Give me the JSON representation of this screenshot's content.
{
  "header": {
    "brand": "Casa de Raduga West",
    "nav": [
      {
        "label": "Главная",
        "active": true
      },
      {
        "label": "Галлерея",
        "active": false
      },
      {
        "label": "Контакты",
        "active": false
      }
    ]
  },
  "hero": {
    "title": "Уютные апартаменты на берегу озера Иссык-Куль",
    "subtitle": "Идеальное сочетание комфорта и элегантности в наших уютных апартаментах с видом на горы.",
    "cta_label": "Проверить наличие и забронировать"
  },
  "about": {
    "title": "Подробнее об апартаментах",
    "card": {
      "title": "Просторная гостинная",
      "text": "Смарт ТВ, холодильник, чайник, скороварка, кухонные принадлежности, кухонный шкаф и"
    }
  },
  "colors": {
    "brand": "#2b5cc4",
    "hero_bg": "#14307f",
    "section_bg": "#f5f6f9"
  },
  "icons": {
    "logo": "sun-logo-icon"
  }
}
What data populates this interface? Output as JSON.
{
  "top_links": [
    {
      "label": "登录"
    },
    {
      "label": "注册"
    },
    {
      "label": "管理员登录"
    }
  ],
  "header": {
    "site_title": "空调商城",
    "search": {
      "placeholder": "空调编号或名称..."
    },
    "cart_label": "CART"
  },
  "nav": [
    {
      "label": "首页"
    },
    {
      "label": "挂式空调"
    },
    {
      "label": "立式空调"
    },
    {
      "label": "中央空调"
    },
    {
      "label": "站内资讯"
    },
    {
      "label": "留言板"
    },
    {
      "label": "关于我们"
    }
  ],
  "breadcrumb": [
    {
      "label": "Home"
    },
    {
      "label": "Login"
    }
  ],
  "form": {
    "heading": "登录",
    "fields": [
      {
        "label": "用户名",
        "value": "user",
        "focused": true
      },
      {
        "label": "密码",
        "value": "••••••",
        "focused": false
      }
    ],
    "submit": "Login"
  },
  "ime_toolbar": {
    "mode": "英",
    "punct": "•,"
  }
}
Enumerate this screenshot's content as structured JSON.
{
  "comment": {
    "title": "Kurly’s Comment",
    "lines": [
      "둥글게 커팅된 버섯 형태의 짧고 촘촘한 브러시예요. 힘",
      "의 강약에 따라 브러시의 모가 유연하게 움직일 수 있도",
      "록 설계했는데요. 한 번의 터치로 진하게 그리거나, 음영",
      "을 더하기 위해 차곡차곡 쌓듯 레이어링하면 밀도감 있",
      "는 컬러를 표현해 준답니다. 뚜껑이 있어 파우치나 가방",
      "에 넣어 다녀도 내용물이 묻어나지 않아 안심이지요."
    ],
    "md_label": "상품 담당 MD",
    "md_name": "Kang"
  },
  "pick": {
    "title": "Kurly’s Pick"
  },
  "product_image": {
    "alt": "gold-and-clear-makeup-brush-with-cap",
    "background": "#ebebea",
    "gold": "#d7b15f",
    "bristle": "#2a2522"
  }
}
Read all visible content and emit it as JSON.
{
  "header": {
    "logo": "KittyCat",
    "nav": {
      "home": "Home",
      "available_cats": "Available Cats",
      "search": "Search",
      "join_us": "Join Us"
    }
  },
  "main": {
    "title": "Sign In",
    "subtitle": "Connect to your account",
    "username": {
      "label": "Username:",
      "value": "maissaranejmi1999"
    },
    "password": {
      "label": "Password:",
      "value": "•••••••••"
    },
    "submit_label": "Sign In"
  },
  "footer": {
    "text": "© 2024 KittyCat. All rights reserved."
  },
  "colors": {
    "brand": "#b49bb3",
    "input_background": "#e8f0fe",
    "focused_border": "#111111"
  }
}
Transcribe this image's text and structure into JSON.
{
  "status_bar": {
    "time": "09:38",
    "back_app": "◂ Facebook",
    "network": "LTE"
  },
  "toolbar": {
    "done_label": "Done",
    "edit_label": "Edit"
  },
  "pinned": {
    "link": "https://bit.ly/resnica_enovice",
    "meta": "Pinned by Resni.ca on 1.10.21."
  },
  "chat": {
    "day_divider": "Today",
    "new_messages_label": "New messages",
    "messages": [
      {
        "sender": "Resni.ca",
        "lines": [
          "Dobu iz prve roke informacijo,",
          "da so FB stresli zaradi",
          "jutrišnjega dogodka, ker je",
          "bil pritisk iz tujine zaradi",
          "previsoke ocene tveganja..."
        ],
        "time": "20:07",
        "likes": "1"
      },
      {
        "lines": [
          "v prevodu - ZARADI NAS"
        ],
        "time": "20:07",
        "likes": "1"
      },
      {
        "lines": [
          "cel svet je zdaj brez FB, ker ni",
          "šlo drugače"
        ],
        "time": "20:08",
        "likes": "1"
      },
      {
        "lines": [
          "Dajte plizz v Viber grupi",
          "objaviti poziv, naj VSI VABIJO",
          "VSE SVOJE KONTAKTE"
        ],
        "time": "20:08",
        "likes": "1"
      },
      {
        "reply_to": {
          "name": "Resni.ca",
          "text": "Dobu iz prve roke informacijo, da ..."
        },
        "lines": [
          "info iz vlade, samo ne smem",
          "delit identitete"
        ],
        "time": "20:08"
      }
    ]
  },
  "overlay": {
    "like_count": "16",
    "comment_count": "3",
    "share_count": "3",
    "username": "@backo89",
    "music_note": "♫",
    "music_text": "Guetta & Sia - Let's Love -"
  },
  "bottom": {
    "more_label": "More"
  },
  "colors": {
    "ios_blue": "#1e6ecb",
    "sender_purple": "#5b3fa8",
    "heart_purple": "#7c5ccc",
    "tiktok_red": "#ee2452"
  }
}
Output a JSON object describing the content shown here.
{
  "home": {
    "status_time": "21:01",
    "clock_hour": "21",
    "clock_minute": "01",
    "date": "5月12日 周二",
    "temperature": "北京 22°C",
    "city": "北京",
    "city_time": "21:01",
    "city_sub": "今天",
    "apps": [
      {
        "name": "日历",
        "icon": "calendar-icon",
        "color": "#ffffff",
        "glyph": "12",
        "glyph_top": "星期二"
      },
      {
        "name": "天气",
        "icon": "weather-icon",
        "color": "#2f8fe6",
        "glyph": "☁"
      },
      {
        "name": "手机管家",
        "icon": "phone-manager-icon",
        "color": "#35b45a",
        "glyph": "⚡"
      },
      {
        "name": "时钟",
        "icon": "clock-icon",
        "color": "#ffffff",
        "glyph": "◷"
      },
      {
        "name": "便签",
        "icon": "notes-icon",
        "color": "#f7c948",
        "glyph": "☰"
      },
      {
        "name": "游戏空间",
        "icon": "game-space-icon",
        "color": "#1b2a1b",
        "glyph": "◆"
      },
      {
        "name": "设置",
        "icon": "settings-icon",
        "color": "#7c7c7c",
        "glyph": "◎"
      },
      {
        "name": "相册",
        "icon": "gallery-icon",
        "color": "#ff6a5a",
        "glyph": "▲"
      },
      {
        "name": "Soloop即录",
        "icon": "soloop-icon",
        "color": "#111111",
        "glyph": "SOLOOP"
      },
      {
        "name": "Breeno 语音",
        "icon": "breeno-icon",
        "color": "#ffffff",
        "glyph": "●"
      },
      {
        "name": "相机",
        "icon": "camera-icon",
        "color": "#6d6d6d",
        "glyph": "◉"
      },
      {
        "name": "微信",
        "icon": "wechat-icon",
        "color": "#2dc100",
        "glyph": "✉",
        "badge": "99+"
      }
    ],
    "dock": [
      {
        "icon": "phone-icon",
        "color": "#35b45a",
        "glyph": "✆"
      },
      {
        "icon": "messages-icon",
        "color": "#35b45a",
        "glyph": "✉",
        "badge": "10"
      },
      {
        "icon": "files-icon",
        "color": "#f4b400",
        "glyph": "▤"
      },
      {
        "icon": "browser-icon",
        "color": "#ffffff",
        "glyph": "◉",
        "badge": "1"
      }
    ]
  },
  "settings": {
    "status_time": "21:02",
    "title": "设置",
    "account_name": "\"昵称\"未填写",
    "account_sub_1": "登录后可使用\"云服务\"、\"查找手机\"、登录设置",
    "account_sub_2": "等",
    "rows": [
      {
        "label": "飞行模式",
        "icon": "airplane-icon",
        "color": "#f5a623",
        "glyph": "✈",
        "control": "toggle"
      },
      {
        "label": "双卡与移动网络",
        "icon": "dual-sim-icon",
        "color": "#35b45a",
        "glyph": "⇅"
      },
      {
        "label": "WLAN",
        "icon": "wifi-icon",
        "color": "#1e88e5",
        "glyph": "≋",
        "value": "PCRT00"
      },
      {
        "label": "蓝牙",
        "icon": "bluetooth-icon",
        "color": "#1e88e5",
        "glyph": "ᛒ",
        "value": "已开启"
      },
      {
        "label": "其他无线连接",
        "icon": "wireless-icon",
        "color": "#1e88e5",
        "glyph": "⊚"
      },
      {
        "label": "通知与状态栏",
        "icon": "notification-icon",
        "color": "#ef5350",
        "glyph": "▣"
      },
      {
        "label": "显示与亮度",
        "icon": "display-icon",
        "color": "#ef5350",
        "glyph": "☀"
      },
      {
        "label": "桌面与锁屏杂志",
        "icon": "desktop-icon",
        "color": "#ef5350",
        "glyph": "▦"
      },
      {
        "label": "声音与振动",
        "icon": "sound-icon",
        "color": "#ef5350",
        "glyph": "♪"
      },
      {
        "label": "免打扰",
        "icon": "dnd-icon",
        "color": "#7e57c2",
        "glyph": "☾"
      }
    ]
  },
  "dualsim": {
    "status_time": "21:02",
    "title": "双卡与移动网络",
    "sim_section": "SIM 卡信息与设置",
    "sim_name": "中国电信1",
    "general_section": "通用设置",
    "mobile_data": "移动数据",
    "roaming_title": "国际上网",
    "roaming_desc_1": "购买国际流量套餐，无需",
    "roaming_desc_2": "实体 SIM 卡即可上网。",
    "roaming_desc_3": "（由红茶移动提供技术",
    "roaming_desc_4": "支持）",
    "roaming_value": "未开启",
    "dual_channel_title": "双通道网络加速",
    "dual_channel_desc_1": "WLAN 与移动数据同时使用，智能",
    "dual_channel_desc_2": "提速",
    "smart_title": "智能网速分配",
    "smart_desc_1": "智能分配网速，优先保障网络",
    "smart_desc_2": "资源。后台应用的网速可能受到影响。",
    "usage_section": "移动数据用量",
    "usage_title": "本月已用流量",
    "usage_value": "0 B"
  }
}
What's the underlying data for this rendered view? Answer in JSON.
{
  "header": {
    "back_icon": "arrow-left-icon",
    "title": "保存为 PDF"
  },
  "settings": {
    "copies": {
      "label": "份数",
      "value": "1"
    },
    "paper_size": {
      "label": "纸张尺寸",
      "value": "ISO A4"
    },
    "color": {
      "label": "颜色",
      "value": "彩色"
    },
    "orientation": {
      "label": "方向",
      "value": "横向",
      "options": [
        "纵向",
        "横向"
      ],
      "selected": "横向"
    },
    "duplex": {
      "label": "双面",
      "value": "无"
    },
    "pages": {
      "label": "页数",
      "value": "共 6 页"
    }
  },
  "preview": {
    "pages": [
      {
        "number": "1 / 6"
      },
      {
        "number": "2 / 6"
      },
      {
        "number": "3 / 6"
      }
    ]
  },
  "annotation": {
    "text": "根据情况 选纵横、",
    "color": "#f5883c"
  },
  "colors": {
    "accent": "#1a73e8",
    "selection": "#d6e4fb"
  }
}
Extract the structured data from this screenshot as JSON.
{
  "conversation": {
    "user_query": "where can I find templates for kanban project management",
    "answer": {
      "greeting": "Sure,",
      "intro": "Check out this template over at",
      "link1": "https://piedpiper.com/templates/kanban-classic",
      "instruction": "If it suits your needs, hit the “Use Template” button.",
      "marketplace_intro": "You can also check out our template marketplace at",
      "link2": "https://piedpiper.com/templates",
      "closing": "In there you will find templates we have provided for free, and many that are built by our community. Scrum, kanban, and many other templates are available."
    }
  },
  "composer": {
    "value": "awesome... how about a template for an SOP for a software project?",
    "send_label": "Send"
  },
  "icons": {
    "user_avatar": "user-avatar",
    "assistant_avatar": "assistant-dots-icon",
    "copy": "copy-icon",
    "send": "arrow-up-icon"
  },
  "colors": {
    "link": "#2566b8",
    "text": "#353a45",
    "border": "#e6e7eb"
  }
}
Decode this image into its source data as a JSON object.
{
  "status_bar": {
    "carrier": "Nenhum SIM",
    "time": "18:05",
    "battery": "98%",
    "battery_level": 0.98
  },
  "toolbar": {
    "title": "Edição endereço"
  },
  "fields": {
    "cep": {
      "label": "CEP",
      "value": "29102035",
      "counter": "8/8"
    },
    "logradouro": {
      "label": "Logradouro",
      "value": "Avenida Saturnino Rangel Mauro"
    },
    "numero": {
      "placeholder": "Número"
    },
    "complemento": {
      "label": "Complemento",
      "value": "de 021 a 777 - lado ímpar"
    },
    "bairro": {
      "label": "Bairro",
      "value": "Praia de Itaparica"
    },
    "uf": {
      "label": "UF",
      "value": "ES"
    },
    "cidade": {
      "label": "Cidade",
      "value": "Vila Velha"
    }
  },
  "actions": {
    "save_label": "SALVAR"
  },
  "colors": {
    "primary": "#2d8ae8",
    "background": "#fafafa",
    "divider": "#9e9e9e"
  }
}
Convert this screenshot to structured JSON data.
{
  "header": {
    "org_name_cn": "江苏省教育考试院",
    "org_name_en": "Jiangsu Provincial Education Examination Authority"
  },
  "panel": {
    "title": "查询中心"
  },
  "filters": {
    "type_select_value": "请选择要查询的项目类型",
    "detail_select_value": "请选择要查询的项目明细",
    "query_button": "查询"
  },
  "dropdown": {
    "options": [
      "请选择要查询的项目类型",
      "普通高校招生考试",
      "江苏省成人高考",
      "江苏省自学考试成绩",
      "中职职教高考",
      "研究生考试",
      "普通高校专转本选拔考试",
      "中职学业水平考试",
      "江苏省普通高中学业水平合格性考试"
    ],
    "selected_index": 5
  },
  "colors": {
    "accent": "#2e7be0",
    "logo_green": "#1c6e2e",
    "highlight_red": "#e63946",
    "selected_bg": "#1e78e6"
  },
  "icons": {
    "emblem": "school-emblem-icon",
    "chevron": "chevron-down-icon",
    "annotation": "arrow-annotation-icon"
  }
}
________________________________________
### JOB
Go through the data and gather every line that holds "WLAN".

### TASK SOLUTION
        "label": "WLAN",
    "dual_channel_desc_1": "WLAN 与移动数据同时使用，智能",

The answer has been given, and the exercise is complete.